Stored dataset items:

- - - -

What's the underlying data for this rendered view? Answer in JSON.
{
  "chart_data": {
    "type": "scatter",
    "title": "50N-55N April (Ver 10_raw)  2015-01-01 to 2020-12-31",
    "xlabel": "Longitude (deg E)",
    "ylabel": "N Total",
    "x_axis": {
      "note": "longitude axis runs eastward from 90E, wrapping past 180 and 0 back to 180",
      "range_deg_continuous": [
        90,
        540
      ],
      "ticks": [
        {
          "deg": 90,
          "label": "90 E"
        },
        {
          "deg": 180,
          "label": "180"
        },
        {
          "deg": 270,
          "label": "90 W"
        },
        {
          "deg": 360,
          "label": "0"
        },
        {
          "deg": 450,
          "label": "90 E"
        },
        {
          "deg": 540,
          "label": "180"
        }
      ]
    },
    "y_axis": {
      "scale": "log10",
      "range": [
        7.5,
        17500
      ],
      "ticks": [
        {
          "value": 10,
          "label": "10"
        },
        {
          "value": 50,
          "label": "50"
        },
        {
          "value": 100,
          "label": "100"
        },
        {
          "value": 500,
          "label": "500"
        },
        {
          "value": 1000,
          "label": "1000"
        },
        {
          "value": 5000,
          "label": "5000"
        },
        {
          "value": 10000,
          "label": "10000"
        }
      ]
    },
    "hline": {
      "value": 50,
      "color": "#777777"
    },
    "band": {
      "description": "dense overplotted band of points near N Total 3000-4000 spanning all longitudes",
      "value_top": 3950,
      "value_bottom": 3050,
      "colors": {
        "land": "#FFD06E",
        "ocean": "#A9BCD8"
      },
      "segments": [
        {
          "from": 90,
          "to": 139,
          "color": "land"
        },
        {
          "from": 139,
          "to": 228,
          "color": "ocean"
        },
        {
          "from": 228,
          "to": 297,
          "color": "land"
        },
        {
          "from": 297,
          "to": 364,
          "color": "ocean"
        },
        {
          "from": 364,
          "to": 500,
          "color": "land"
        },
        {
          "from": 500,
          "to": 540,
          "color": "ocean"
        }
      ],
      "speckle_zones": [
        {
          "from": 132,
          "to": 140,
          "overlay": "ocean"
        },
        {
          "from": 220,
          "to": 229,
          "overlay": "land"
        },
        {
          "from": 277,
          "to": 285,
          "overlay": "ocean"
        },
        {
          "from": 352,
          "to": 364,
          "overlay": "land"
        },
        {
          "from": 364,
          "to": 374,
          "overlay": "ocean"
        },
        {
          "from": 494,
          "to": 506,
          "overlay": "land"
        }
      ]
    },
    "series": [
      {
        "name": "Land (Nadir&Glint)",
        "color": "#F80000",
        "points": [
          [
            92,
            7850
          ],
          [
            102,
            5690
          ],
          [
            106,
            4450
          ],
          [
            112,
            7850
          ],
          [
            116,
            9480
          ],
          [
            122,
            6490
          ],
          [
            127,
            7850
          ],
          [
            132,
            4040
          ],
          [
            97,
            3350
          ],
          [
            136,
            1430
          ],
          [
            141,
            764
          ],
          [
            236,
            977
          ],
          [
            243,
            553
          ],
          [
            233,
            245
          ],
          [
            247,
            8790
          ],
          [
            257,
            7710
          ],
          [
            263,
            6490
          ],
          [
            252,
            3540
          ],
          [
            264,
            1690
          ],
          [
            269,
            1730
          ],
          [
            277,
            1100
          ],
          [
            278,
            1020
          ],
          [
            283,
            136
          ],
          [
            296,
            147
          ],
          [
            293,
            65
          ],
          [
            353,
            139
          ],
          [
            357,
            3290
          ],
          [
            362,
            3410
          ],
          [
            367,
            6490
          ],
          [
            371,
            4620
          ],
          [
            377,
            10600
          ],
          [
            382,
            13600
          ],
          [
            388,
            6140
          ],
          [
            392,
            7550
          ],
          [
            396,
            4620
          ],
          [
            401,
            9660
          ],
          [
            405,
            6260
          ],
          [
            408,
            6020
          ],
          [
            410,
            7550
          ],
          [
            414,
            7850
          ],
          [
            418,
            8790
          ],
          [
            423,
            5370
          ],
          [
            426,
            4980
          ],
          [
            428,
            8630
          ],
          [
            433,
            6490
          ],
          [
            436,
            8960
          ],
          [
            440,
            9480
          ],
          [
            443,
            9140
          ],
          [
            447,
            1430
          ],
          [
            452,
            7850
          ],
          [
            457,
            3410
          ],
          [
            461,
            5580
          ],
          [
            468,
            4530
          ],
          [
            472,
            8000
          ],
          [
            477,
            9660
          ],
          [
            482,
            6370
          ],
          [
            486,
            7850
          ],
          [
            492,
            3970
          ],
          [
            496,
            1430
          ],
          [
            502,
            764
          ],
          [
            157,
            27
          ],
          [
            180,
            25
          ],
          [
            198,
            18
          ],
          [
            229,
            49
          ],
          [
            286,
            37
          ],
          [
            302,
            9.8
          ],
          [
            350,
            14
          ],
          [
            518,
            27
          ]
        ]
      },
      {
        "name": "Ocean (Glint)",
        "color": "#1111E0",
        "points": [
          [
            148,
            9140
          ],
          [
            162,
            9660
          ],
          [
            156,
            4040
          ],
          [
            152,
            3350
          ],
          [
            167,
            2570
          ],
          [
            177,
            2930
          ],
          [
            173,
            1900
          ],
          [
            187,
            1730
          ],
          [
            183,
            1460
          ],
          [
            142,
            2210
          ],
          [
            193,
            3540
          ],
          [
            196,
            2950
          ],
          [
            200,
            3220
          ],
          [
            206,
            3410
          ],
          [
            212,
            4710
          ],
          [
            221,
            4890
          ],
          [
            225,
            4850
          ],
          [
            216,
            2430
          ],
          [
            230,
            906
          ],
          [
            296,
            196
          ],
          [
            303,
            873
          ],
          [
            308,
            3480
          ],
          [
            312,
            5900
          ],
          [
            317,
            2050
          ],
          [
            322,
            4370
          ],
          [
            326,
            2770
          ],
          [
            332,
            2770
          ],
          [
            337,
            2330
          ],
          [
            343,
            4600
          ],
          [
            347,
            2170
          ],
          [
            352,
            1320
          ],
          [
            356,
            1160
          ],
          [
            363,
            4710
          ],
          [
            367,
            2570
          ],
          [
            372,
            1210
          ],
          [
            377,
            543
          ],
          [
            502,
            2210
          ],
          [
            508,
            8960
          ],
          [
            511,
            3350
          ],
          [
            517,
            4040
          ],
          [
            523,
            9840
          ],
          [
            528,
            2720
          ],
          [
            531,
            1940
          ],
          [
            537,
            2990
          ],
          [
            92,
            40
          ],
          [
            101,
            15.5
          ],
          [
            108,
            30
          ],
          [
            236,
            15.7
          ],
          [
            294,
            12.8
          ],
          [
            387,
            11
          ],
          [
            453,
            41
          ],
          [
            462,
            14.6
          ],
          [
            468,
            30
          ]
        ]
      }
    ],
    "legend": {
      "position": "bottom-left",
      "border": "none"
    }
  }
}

- - - -

> TASK TO CARRY OUT
Read the data above. Pull out each line in which the string "Glint" appears.

> COMPLETE OUTPUT
        "name": "Land (Nadir&Glint)",
        "name": "Ocean (Glint)",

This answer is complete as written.